(Stored entries)
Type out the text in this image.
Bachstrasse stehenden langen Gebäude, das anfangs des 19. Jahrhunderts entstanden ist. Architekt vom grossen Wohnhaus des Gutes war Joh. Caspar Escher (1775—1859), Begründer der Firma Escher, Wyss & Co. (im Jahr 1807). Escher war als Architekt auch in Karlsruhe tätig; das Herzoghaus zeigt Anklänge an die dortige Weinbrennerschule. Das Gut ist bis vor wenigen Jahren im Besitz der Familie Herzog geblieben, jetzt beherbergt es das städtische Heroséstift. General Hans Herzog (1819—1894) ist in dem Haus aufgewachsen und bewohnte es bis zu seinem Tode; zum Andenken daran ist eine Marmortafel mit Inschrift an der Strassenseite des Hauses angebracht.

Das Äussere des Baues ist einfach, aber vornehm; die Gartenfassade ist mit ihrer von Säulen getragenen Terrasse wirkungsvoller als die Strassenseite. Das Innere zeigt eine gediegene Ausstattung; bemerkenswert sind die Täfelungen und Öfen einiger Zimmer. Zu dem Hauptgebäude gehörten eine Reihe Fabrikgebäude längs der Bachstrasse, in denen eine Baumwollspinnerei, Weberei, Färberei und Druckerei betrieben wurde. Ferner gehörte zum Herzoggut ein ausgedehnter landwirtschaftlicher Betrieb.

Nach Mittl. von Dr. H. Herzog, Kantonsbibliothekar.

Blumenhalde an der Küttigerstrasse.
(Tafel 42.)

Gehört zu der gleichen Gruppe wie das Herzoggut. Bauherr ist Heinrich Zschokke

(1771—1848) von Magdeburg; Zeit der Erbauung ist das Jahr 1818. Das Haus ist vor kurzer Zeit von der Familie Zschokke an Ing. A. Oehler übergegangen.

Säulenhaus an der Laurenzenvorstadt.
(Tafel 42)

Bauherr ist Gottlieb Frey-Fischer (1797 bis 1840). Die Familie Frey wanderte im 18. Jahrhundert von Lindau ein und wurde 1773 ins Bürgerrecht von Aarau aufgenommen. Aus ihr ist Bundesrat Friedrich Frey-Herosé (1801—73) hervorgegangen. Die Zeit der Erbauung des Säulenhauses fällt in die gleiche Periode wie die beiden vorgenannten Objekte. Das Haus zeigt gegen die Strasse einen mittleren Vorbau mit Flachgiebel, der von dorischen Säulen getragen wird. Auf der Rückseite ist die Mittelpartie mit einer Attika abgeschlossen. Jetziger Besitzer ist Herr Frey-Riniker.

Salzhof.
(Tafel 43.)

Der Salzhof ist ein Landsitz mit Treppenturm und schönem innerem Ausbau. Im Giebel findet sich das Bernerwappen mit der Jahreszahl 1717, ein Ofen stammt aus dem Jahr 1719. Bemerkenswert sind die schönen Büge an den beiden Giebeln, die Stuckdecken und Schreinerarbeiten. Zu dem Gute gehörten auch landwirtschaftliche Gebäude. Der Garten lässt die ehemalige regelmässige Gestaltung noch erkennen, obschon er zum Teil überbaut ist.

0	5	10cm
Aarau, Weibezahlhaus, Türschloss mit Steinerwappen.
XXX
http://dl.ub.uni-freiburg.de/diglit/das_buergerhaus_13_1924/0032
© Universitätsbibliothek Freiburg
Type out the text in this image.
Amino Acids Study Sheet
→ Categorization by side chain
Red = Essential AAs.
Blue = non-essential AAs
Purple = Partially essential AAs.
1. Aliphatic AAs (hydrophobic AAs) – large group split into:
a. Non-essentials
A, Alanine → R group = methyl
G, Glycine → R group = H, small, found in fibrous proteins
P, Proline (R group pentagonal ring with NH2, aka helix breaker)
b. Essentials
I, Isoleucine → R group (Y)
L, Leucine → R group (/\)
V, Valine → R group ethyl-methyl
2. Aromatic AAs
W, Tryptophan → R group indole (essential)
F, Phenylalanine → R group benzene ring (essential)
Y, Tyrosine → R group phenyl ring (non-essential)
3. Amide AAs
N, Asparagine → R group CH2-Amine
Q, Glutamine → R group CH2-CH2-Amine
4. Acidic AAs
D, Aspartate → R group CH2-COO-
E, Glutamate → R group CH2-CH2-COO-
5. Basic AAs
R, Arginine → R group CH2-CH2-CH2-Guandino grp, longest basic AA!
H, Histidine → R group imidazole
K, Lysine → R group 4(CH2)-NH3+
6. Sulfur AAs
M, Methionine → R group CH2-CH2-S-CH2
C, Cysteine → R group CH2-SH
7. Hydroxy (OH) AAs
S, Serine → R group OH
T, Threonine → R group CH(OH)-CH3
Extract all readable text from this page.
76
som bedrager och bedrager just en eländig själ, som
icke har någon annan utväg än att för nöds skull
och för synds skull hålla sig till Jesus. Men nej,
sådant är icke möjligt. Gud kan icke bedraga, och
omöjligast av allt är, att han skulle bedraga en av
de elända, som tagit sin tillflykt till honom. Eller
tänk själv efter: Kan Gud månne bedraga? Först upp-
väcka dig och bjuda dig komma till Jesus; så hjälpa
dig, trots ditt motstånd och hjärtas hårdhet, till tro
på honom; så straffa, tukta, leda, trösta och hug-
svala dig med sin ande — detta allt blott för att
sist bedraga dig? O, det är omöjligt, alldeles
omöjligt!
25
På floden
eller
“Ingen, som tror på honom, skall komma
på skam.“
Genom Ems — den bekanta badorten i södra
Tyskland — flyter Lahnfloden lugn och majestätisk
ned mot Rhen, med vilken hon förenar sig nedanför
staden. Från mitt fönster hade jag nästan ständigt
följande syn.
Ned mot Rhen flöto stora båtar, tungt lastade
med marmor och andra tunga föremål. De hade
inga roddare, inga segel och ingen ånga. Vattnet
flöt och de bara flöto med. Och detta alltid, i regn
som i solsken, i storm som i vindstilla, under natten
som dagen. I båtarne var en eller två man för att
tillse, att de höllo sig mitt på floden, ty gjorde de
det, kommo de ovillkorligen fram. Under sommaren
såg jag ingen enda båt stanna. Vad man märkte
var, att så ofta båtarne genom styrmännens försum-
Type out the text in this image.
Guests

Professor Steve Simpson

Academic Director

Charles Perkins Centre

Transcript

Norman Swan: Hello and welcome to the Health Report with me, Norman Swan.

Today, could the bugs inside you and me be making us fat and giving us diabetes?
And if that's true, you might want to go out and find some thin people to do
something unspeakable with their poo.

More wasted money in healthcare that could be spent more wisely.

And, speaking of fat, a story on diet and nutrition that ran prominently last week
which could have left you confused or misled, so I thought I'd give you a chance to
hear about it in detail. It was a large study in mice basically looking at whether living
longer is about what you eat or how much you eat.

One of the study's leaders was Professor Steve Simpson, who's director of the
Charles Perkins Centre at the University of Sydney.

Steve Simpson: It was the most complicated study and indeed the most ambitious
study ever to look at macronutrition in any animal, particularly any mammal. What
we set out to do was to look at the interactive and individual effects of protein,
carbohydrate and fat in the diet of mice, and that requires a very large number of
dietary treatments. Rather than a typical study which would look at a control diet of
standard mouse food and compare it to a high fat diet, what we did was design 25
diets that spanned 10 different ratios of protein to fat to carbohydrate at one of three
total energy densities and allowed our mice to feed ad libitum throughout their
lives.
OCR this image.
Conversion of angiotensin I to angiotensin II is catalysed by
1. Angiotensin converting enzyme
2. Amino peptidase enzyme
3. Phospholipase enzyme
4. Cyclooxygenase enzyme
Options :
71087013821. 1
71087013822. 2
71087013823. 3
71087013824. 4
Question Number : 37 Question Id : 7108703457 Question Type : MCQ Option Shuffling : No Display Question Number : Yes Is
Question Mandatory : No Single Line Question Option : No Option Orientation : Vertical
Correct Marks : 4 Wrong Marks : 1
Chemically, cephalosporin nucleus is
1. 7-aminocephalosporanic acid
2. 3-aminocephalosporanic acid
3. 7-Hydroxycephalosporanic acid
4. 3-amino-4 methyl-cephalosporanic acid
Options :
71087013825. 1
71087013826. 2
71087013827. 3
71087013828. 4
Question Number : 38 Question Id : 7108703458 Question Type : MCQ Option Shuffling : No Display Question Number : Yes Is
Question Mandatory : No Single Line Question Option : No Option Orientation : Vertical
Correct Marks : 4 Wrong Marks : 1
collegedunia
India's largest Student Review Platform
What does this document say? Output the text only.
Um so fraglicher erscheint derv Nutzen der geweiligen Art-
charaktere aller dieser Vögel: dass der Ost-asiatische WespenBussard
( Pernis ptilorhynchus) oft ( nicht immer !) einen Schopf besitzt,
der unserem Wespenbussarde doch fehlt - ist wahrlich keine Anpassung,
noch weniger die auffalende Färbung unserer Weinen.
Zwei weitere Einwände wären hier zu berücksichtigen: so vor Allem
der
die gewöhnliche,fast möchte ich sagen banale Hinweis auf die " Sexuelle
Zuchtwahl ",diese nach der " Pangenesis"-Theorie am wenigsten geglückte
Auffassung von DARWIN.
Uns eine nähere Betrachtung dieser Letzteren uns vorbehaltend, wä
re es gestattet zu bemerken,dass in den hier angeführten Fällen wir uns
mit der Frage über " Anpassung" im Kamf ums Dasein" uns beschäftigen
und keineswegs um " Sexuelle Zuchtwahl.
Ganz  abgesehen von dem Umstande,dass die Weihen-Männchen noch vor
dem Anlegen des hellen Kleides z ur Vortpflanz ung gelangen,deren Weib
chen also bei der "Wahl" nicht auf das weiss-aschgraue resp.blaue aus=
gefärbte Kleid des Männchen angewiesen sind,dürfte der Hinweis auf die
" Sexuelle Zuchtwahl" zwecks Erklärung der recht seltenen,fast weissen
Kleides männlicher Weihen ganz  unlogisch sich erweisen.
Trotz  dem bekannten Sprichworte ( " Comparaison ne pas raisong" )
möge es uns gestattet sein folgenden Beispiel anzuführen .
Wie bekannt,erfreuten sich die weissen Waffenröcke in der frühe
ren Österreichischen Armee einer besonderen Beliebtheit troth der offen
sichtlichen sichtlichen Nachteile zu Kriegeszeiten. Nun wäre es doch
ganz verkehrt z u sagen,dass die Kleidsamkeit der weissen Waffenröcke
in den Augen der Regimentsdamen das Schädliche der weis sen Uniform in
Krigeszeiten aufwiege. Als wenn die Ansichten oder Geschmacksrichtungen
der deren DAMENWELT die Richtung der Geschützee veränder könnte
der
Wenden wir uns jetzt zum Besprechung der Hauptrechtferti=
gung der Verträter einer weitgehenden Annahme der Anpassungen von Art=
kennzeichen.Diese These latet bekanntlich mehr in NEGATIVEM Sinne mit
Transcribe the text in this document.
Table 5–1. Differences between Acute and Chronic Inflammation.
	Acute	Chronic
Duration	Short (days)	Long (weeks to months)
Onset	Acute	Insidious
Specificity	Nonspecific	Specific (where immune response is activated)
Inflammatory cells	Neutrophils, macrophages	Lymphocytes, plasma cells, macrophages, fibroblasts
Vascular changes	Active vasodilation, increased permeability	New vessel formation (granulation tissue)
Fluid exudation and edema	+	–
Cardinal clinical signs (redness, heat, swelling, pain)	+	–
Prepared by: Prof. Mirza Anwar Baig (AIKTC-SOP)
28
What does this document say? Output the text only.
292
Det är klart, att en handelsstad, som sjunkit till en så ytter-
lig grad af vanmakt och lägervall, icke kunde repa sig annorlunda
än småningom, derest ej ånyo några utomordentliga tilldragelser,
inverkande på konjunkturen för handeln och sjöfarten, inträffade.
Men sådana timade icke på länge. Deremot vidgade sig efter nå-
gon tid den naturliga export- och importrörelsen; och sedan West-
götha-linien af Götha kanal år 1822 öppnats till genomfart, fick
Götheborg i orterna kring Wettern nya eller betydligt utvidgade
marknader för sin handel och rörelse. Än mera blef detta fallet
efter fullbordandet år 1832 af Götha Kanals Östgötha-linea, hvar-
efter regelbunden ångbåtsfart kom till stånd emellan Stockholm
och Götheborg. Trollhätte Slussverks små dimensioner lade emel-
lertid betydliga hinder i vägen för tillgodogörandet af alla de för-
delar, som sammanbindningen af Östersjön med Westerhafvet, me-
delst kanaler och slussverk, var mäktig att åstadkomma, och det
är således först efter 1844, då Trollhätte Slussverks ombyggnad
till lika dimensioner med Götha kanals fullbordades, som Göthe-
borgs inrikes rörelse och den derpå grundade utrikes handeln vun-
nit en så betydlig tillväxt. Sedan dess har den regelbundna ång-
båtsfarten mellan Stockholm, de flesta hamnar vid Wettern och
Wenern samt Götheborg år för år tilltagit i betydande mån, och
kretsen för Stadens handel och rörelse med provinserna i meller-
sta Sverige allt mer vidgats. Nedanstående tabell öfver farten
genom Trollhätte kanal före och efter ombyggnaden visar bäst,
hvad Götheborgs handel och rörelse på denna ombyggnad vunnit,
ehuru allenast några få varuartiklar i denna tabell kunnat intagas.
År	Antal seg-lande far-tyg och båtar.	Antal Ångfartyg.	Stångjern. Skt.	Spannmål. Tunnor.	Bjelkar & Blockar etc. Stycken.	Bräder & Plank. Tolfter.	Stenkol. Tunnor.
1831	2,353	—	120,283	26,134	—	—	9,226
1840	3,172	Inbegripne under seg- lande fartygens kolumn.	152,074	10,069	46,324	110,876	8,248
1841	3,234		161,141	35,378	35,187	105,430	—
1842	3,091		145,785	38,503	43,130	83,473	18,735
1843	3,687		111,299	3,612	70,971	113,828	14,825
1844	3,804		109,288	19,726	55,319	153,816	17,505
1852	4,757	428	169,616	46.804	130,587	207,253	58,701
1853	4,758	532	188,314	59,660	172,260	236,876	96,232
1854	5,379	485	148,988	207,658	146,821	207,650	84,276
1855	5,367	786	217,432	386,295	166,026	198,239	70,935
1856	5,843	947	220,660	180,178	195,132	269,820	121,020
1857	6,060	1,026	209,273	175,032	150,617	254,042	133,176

> [Task statement]:
Filter the entries down to the lines that hold "which". Copy those lines.

> [Output of the exercise]:
which could have left you confused or misled, so I thought I'd give you a chance to
dietary treatments. Rather than a typical study which would look at a control diet of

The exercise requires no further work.